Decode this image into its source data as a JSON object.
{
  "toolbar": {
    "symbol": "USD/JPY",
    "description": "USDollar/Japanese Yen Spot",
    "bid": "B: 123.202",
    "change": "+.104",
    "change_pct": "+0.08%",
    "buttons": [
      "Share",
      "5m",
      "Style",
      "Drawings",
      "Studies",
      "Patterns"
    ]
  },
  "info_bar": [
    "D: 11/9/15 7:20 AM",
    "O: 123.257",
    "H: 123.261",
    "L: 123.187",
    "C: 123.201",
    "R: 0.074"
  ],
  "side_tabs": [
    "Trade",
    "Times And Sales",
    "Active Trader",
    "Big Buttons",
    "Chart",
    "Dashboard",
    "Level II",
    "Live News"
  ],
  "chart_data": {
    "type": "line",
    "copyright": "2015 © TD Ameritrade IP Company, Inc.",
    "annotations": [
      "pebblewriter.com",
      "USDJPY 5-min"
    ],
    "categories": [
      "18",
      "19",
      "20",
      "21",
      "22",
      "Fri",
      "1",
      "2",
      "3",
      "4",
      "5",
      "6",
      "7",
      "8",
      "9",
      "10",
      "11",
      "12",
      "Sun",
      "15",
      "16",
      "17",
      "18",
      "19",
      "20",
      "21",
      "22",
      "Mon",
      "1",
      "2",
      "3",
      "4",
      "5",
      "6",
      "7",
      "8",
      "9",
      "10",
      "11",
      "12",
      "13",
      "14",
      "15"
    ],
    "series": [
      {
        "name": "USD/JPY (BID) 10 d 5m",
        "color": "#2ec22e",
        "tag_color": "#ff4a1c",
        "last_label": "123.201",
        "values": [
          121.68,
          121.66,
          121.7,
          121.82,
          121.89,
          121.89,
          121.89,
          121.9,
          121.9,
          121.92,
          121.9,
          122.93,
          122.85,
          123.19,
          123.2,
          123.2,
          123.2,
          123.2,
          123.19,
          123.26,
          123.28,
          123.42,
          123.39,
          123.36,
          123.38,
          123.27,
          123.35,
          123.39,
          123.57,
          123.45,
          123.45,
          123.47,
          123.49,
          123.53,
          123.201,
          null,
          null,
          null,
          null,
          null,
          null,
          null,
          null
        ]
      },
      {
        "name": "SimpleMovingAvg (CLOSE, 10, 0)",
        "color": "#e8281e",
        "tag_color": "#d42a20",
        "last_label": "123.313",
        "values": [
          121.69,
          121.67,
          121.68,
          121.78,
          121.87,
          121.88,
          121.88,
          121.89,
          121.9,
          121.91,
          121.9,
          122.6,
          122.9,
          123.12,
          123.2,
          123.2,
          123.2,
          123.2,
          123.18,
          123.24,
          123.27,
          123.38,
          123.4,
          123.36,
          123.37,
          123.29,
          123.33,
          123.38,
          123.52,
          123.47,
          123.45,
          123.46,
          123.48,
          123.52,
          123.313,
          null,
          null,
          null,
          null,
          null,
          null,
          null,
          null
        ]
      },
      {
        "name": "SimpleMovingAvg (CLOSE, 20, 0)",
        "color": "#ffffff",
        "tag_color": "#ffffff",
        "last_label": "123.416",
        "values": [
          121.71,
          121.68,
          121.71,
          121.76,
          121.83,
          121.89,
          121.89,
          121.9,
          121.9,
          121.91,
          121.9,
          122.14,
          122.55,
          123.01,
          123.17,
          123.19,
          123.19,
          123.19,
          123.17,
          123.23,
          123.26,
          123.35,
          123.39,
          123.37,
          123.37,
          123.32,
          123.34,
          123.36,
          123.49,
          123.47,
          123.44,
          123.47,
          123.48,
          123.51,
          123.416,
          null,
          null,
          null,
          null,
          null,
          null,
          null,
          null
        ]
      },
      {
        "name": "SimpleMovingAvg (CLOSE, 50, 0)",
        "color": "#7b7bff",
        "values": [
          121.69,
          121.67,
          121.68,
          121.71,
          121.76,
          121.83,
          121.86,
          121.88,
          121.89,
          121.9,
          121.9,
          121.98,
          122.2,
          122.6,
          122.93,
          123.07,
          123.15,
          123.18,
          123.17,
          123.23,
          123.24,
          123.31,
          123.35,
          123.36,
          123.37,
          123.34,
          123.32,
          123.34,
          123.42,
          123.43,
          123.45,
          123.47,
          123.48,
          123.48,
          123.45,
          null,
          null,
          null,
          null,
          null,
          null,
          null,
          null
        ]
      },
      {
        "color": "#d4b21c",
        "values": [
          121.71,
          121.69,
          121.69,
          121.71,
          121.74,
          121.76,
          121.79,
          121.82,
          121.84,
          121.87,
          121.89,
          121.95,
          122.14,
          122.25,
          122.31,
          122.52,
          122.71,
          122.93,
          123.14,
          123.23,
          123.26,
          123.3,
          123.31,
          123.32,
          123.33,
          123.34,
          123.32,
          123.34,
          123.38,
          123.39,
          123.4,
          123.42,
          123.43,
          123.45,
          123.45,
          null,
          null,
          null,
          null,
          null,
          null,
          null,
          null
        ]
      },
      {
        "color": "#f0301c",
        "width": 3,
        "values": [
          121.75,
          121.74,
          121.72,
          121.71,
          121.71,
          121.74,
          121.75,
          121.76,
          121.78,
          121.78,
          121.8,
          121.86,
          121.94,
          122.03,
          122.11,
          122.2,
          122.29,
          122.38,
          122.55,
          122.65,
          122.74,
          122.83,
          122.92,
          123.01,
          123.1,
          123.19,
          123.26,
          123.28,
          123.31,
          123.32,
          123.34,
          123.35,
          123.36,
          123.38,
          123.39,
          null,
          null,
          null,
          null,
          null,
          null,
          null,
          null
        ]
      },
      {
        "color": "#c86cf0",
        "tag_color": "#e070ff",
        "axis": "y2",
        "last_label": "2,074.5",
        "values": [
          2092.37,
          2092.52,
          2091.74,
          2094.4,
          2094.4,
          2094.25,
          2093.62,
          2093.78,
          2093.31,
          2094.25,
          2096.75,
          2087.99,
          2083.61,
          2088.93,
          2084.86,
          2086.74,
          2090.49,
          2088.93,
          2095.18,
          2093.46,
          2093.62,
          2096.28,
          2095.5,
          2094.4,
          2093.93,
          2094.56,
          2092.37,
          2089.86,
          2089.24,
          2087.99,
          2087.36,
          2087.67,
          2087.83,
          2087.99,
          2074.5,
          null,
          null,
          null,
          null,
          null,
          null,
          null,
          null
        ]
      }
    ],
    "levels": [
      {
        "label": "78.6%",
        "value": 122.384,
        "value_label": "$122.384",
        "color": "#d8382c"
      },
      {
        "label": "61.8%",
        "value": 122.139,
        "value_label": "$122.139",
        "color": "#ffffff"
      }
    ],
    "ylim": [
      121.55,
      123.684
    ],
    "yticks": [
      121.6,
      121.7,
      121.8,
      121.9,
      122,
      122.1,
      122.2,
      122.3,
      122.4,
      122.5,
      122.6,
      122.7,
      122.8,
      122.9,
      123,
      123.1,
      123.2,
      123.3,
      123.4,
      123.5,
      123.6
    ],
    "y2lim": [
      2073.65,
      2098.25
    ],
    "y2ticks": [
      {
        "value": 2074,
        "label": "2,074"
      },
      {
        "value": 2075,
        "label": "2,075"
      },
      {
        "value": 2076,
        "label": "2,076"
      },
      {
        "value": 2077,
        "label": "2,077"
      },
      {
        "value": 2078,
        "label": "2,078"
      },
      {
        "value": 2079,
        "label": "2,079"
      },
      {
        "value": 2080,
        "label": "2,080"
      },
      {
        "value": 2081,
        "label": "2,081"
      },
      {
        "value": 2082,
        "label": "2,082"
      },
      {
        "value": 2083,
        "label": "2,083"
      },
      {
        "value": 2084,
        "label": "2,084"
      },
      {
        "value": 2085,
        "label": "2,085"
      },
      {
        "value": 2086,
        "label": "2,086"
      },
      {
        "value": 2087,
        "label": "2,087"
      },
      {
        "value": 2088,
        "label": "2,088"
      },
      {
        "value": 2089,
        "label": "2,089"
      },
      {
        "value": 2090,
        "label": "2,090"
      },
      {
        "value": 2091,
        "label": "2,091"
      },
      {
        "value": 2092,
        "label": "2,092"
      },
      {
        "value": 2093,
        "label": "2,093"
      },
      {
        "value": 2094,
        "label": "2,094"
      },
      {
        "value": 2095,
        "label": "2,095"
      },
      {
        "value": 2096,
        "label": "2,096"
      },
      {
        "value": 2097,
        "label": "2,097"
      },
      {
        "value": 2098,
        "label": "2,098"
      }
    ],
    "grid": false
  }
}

STATED PROBLEM:
Look over the records above and copy each line that includes the string "CLOSE".

CORRECT RESULT:
        "name": "SimpleMovingAvg (CLOSE, 10, 0)",
        "name": "SimpleMovingAvg (CLOSE, 20, 0)",
        "name": "SimpleMovingAvg (CLOSE, 50, 0)",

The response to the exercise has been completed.